_WHAT TO WORK ON:_
Copy out each line containing "source" from the entries below.

_Extracts from a graphics dataset:_

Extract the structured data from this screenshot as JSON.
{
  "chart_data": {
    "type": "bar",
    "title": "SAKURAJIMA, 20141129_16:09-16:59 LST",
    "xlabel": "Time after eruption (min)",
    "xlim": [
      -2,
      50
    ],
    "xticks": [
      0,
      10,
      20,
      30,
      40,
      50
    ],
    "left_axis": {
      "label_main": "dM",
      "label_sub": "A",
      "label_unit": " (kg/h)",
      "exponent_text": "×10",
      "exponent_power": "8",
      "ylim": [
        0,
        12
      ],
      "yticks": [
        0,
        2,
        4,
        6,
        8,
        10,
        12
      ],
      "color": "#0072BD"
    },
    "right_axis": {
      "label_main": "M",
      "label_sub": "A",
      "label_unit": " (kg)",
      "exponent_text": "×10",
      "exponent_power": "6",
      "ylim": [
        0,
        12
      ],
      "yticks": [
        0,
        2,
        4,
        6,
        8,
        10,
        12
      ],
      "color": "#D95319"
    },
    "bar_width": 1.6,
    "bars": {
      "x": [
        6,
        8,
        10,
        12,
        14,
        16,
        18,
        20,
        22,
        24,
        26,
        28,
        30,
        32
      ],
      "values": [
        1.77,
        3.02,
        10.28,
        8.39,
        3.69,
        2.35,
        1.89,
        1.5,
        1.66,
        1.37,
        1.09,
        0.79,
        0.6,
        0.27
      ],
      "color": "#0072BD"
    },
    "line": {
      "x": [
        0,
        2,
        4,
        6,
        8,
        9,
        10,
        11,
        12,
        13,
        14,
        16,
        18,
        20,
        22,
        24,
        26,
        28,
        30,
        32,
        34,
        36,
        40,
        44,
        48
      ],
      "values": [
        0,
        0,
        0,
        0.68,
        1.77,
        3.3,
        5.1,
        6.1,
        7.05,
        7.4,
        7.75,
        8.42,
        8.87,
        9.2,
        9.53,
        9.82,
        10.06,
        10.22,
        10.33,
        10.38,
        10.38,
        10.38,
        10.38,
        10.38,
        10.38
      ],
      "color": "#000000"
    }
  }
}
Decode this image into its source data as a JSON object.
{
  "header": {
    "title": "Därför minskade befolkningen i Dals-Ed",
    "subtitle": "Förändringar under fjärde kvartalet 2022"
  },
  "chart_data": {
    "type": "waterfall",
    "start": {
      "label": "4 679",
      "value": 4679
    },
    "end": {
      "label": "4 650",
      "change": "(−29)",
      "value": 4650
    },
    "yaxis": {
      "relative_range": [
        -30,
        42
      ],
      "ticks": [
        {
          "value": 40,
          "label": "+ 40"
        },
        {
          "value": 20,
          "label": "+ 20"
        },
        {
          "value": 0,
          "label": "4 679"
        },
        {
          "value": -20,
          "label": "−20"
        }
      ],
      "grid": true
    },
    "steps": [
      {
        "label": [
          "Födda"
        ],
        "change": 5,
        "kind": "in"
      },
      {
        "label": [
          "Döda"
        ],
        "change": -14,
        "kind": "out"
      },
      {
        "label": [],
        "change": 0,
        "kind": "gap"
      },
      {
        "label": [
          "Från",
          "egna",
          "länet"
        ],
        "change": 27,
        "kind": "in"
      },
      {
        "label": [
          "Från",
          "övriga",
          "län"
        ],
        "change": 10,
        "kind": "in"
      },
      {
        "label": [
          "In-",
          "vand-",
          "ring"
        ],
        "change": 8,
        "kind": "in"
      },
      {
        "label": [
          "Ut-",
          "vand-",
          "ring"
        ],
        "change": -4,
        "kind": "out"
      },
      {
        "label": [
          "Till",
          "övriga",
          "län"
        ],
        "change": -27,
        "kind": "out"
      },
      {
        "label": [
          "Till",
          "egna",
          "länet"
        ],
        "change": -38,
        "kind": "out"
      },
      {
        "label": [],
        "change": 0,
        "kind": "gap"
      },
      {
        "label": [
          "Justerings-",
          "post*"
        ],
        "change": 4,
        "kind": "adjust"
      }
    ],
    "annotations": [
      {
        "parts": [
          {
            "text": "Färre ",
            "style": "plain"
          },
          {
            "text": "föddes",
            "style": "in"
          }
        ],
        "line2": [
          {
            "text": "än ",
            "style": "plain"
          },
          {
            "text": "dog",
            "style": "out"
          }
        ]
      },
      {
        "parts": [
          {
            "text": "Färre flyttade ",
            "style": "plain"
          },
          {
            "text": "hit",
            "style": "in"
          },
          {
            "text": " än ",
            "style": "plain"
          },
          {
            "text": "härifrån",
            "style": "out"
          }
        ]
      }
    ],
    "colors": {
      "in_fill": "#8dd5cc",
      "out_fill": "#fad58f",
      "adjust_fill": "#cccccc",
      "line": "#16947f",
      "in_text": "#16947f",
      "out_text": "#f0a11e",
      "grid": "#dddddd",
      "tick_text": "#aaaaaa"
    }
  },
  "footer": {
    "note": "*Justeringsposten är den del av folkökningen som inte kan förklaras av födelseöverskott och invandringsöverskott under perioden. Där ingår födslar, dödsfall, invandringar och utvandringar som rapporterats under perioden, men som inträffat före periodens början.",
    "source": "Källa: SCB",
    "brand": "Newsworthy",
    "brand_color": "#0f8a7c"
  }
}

_RESULT OF THE TASK:_
Decode this image into its source data as a JSON object.
    "source": "Källa: SCB",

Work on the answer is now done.